• [SHORT EXERCISE] Transcribe the full listing below exactly.

• [DATASET EXCERPTS]
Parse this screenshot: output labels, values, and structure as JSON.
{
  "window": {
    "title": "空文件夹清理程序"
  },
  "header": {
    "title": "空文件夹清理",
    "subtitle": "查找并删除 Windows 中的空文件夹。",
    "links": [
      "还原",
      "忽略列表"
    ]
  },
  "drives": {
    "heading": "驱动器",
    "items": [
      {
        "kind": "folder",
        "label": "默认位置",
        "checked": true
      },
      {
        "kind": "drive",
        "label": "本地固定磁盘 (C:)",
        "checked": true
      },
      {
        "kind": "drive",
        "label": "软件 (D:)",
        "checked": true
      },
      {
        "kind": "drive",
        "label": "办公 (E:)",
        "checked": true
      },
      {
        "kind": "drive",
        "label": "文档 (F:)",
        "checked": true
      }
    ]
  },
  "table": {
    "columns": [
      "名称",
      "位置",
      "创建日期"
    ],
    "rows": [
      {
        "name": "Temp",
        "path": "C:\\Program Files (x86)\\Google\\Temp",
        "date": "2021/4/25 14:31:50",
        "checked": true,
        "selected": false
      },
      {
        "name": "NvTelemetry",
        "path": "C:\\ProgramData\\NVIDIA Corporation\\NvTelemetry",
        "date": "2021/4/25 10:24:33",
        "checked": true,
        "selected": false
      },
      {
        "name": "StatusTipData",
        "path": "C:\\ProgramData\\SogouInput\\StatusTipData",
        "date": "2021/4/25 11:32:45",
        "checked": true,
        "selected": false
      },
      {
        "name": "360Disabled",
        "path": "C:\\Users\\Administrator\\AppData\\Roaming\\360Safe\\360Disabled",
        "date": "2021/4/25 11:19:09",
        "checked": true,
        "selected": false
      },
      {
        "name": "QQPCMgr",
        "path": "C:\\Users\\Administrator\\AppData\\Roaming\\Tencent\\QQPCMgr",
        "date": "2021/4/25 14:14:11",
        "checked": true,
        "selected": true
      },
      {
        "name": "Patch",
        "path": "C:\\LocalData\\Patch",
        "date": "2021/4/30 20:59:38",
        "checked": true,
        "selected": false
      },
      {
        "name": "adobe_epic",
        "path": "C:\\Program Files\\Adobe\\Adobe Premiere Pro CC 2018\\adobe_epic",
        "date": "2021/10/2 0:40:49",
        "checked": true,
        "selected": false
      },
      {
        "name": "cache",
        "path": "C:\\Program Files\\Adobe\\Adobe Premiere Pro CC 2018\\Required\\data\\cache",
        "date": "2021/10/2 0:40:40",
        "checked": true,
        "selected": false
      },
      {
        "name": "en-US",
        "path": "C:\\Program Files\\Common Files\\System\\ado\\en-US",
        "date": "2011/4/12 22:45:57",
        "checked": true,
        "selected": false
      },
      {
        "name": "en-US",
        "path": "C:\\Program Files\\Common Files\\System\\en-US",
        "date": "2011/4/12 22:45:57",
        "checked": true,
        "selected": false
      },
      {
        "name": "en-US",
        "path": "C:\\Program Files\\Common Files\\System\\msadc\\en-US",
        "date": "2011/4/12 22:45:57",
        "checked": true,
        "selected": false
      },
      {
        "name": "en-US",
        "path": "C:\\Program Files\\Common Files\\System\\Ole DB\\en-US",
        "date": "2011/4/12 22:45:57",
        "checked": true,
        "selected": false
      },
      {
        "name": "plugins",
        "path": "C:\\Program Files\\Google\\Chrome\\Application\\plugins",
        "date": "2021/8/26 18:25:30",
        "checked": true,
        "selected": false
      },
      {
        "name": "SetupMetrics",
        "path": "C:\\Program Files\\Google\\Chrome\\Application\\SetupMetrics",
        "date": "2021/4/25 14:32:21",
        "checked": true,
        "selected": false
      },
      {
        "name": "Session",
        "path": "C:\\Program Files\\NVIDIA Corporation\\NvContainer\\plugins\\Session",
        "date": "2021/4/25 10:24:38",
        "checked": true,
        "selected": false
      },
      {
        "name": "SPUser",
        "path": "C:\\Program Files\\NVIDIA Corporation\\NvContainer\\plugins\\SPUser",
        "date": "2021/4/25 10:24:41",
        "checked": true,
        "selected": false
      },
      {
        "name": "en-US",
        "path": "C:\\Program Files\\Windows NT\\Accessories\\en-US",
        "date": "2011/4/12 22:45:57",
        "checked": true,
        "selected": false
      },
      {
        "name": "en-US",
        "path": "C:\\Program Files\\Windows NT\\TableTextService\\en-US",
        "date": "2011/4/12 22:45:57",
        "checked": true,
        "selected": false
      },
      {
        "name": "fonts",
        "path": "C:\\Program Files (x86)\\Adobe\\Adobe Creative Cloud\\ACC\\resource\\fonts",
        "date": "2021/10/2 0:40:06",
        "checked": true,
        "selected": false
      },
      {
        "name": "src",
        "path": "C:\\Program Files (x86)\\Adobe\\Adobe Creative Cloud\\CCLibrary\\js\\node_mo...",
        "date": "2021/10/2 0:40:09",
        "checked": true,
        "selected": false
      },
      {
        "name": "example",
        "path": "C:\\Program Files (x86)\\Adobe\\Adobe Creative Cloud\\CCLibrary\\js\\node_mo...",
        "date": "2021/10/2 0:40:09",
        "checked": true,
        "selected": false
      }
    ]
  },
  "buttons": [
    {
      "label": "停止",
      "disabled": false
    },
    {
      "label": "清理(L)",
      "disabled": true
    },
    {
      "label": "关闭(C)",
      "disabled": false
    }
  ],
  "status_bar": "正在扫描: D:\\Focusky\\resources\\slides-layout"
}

• [FINAL RESULT]
Parse this screenshot: output labels, values, and structure as JSON.
{
  "window": {
    "title": "空文件夹清理程序"
  },
  "header": {
    "title": "空文件夹清理",
    "subtitle": "查找并删除 Windows 中的空文件夹。",
    "links": [
      "还原",
      "忽略列表"
    ]
  },
  "drives": {
    "heading": "驱动器",
    "items": [
      {
        "kind": "folder",
        "label": "默认位置",
        "checked": true
      },
      {
        "kind": "drive",
        "label": "本地固定磁盘 (C:)",
        "checked": true
      },
      {
        "kind": "drive",
        "label": "软件 (D:)",
        "checked": true
      },
      {
        "kind": "drive",
        "label": "办公 (E:)",
        "checked": true
      },
      {
        "kind": "drive",
        "label": "文档 (F:)",
        "checked": true
      }
    ]
  },
  "table": {
    "columns": [
      "名称",
      "位置",
      "创建日期"
    ],
    "rows": [
      {
        "name": "Temp",
        "path": "C:\\Program Files (x86)\\Google\\Temp",
        "date": "2021/4/25 14:31:50",
        "checked": true,
        "selected": false
      },
      {
        "name": "NvTelemetry",
        "path": "C:\\ProgramData\\NVIDIA Corporation\\NvTelemetry",
        "date": "2021/4/25 10:24:33",
        "checked": true,
        "selected": false
      },
      {
        "name": "StatusTipData",
        "path": "C:\\ProgramData\\SogouInput\\StatusTipData",
        "date": "2021/4/25 11:32:45",
        "checked": true,
        "selected": false
      },
      {
        "name": "360Disabled",
        "path": "C:\\Users\\Administrator\\AppData\\Roaming\\360Safe\\360Disabled",
        "date": "2021/4/25 11:19:09",
        "checked": true,
        "selected": false
      },
      {
        "name": "QQPCMgr",
        "path": "C:\\Users\\Administrator\\AppData\\Roaming\\Tencent\\QQPCMgr",
        "date": "2021/4/25 14:14:11",
        "checked": true,
        "selected": true
      },
      {
        "name": "Patch",
        "path": "C:\\LocalData\\Patch",
        "date": "2021/4/30 20:59:38",
        "checked": true,
        "selected": false
      },
      {
        "name": "adobe_epic",
        "path": "C:\\Program Files\\Adobe\\Adobe Premiere Pro CC 2018\\adobe_epic",
        "date": "2021/10/2 0:40:49",
        "checked": true,
        "selected": false
      },
      {
        "name": "cache",
        "path": "C:\\Program Files\\Adobe\\Adobe Premiere Pro CC 2018\\Required\\data\\cache",
        "date": "2021/10/2 0:40:40",
        "checked": true,
        "selected": false
      },
      {
        "name": "en-US",
        "path": "C:\\Program Files\\Common Files\\System\\ado\\en-US",
        "date": "2011/4/12 22:45:57",
        "checked": true,
        "selected": false
      },
      {
        "name": "en-US",
        "path": "C:\\Program Files\\Common Files\\System\\en-US",
        "date": "2011/4/12 22:45:57",
        "checked": true,
        "selected": false
      },
      {
        "name": "en-US",
        "path": "C:\\Program Files\\Common Files\\System\\msadc\\en-US",
        "date": "2011/4/12 22:45:57",
        "checked": true,
        "selected": false
      },
      {
        "name": "en-US",
        "path": "C:\\Program Files\\Common Files\\System\\Ole DB\\en-US",
        "date": "2011/4/12 22:45:57",
        "checked": true,
        "selected": false
      },
      {
        "name": "plugins",
        "path": "C:\\Program Files\\Google\\Chrome\\Application\\plugins",
        "date": "2021/8/26 18:25:30",
        "checked": true,
        "selected": false
      },
      {
        "name": "SetupMetrics",
        "path": "C:\\Program Files\\Google\\Chrome\\Application\\SetupMetrics",
        "date": "2021/4/25 14:32:21",
        "checked": true,
        "selected": false
      },
      {
        "name": "Session",
        "path": "C:\\Program Files\\NVIDIA Corporation\\NvContainer\\plugins\\Session",
        "date": "2021/4/25 10:24:38",
        "checked": true,
        "selected": false
      },
      {
        "name": "SPUser",
        "path": "C:\\Program Files\\NVIDIA Corporation\\NvContainer\\plugins\\SPUser",
        "date": "2021/4/25 10:24:41",
        "checked": true,
        "selected": false
      },
      {
        "name": "en-US",
        "path": "C:\\Program Files\\Windows NT\\Accessories\\en-US",
        "date": "2011/4/12 22:45:57",
        "checked": true,
        "selected": false
      },
      {
        "name": "en-US",
        "path": "C:\\Program Files\\Windows NT\\TableTextService\\en-US",
        "date": "2011/4/12 22:45:57",
        "checked": true,
        "selected": false
      },
      {
        "name": "fonts",
        "path": "C:\\Program Files (x86)\\Adobe\\Adobe Creative Cloud\\ACC\\resource\\fonts",
        "date": "2021/10/2 0:40:06",
        "checked": true,
        "selected": false
      },
      {
        "name": "src",
        "path": "C:\\Program Files (x86)\\Adobe\\Adobe Creative Cloud\\CCLibrary\\js\\node_mo...",
        "date": "2021/10/2 0:40:09",
        "checked": true,
        "selected": false
      },
      {
        "name": "example",
        "path": "C:\\Program Files (x86)\\Adobe\\Adobe Creative Cloud\\CCLibrary\\js\\node_mo...",
        "date": "2021/10/2 0:40:09",
        "checked": true,
        "selected": false
      }
    ]
  },
  "buttons": [
    {
      "label": "停止",
      "disabled": false
    },
    {
      "label": "清理(L)",
      "disabled": true
    },
    {
      "label": "关闭(C)",
      "disabled": false
    }
  ],
  "status_bar": "正在扫描: D:\\Focusky\\resources\\slides-layout"
}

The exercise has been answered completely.